▶ **What the exercise asks**
Find each line containing the string "this". Copy it.

(Structured figure records)
......

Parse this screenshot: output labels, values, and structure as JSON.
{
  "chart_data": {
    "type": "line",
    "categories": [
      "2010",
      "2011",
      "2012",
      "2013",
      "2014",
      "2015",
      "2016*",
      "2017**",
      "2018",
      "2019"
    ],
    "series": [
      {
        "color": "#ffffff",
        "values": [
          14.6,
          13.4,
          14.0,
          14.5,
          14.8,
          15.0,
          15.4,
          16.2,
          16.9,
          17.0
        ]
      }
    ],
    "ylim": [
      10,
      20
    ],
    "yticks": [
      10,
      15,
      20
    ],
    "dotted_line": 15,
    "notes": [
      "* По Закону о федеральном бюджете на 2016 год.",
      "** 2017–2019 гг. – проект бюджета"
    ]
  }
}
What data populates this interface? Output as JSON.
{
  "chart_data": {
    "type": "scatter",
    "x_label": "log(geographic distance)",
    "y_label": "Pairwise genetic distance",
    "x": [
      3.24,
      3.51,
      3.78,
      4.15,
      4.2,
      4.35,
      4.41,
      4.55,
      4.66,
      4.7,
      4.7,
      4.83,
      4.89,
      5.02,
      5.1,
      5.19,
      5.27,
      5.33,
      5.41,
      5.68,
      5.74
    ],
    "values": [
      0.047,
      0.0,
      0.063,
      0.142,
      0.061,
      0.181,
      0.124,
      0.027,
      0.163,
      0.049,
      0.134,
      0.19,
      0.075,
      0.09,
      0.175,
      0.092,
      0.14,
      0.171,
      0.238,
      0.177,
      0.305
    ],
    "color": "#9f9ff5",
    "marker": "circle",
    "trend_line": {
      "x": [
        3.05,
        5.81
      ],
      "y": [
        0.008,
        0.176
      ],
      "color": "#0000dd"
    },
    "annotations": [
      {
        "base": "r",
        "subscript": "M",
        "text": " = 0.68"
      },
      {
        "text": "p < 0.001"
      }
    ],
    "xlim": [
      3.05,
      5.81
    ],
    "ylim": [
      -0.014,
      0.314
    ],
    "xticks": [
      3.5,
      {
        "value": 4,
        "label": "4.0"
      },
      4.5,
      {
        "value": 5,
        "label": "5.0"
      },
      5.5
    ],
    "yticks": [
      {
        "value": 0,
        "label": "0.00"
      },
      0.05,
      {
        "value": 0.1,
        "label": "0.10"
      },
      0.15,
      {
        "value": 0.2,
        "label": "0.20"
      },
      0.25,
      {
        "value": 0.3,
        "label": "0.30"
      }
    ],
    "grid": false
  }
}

......

▶ **Final result**
Parse this screenshot: output labels, values, and structure as JSON.
What data populates this interface? Output as JSON.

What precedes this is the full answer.